▶ **Description of the task**
Your answer should be one number: how many lines of the records hold the string "如图所示".

Dataset items
-- -- --
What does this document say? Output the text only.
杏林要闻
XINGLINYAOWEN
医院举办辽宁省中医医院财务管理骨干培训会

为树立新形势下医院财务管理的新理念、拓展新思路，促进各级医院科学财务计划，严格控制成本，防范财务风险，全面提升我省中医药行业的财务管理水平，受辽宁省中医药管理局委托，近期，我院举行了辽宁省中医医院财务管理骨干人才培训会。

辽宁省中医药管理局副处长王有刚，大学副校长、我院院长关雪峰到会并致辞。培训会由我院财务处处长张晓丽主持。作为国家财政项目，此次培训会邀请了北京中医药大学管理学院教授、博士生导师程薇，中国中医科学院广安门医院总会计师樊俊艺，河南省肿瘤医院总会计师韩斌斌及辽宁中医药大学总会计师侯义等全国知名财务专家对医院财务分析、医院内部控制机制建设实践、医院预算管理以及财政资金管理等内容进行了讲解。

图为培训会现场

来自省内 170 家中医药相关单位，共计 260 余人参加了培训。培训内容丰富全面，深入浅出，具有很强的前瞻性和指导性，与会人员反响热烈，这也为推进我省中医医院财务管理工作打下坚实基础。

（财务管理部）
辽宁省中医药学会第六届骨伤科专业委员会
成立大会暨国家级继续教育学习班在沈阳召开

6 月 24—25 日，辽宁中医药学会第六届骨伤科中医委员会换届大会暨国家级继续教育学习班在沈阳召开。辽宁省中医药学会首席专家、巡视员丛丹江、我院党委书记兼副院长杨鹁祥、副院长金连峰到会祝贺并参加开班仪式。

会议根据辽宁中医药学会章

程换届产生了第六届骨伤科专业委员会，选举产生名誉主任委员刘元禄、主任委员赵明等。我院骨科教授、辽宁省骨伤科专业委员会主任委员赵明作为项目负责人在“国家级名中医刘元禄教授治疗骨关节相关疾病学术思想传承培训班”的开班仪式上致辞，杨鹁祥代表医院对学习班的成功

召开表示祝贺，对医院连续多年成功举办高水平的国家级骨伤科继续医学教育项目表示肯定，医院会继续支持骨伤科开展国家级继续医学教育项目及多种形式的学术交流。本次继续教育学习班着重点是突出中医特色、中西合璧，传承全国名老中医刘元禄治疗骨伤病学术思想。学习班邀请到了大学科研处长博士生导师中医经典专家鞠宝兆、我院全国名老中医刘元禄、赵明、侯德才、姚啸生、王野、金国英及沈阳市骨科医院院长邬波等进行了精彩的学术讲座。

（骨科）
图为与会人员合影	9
-- -- --
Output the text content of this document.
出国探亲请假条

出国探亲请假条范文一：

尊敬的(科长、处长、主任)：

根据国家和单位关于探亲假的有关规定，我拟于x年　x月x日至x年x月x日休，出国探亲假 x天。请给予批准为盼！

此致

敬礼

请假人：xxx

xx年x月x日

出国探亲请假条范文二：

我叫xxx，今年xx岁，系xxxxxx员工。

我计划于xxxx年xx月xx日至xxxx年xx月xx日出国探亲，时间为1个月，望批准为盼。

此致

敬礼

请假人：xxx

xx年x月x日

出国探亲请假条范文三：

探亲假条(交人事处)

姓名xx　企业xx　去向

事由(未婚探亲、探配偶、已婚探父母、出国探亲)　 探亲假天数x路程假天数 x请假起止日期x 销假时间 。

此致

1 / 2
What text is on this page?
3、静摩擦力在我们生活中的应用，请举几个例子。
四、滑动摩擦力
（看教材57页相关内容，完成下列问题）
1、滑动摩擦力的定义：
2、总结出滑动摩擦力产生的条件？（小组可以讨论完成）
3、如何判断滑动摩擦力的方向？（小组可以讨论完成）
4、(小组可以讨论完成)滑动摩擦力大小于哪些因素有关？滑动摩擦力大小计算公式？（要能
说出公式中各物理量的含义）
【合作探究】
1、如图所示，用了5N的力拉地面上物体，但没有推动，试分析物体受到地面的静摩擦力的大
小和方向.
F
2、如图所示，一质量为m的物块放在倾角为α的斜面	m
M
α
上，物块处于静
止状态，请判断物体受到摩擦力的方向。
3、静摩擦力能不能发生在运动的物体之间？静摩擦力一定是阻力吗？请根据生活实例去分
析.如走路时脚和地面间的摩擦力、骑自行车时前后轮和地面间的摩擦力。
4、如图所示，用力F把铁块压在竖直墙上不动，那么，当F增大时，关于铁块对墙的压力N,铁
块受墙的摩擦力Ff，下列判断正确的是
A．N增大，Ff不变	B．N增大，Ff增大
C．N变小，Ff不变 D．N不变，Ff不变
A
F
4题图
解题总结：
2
-- -- --
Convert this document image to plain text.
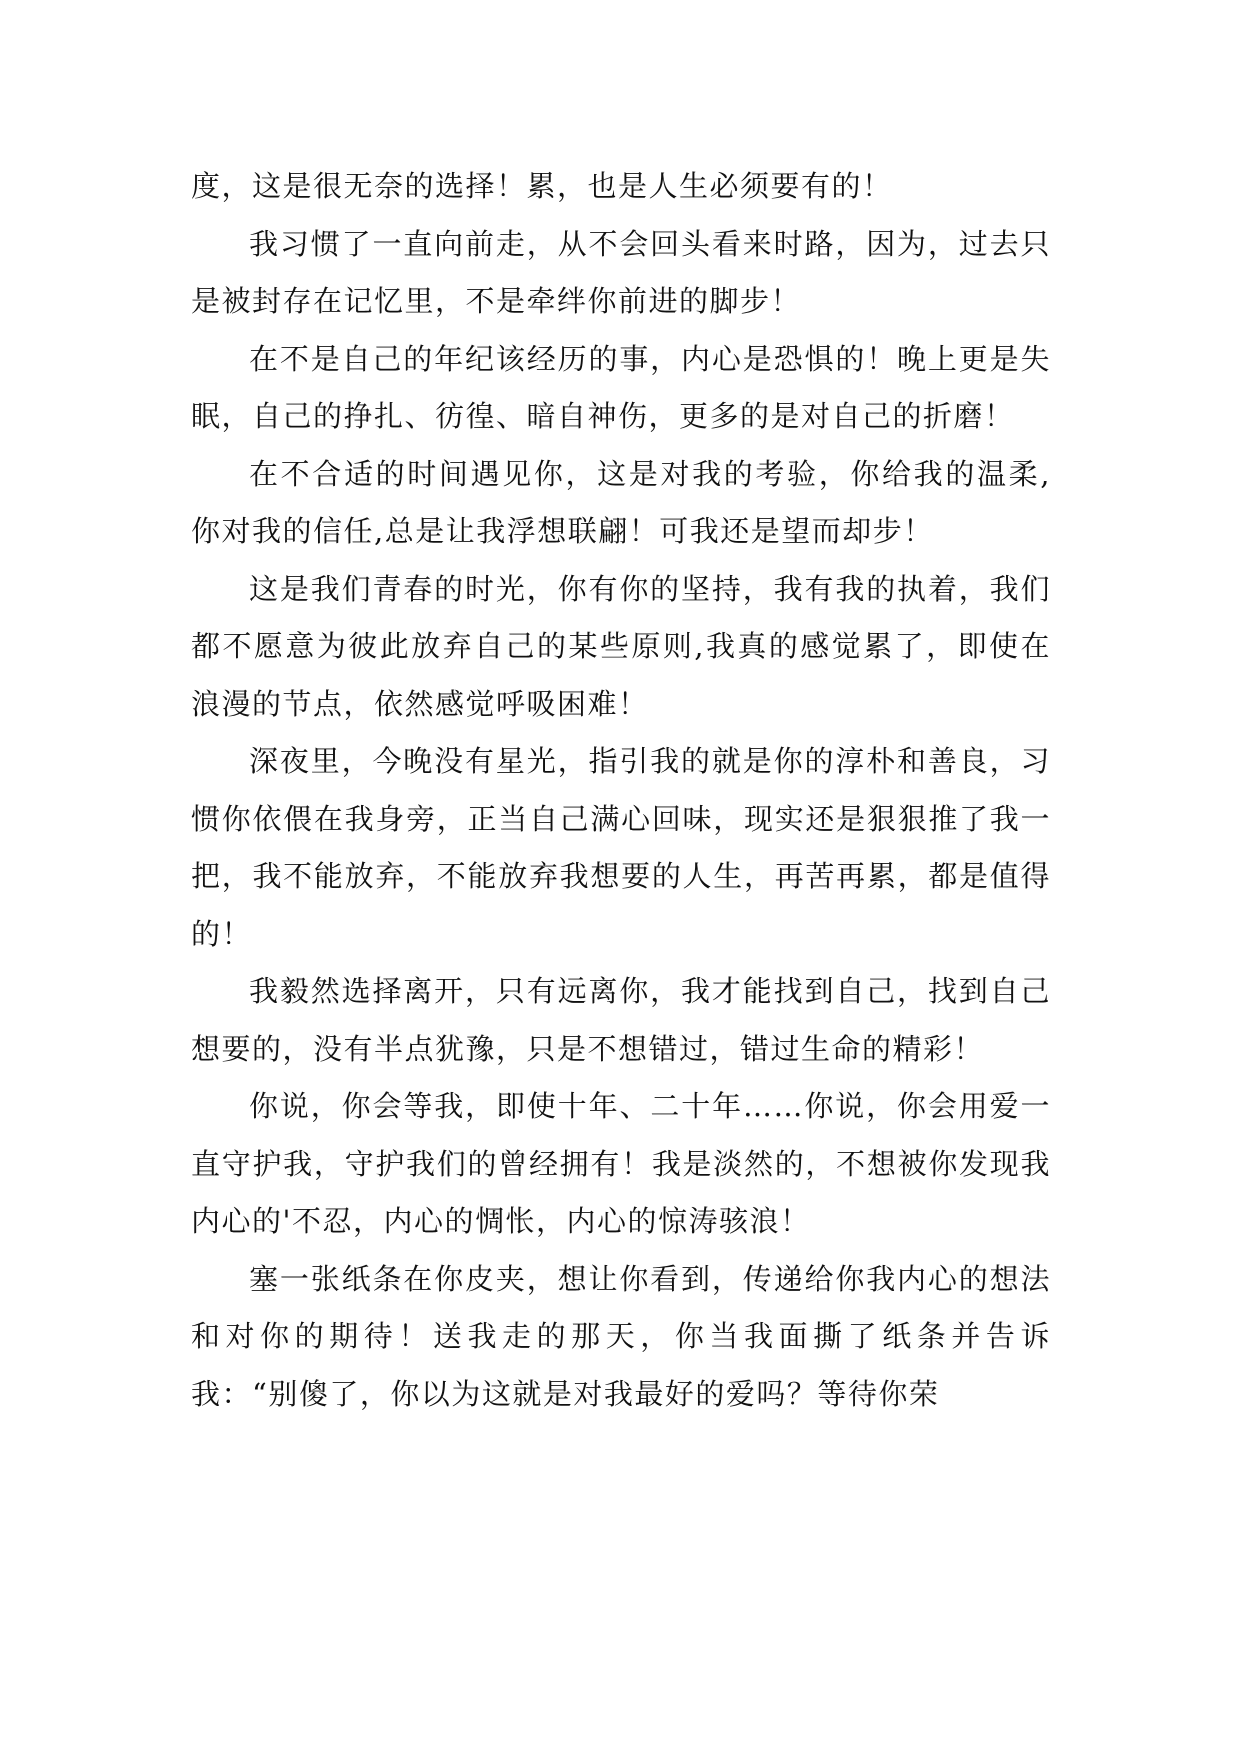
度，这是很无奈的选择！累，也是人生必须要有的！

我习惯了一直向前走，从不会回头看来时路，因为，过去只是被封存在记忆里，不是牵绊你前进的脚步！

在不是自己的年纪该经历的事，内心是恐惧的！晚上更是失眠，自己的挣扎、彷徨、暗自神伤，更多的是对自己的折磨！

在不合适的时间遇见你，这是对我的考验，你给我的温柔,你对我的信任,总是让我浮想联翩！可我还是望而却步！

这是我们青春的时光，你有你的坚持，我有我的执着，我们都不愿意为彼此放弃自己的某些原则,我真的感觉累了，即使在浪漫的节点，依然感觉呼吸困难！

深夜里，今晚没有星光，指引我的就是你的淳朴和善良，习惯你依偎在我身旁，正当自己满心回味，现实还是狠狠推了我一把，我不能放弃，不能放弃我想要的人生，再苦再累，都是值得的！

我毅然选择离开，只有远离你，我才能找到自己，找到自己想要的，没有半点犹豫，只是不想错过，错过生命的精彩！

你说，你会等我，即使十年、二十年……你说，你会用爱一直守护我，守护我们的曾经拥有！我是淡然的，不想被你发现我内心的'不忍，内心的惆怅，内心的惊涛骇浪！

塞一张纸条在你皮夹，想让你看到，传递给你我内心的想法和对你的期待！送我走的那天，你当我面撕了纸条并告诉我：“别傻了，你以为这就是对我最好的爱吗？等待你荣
-- -- --
▶ **Final answer**
3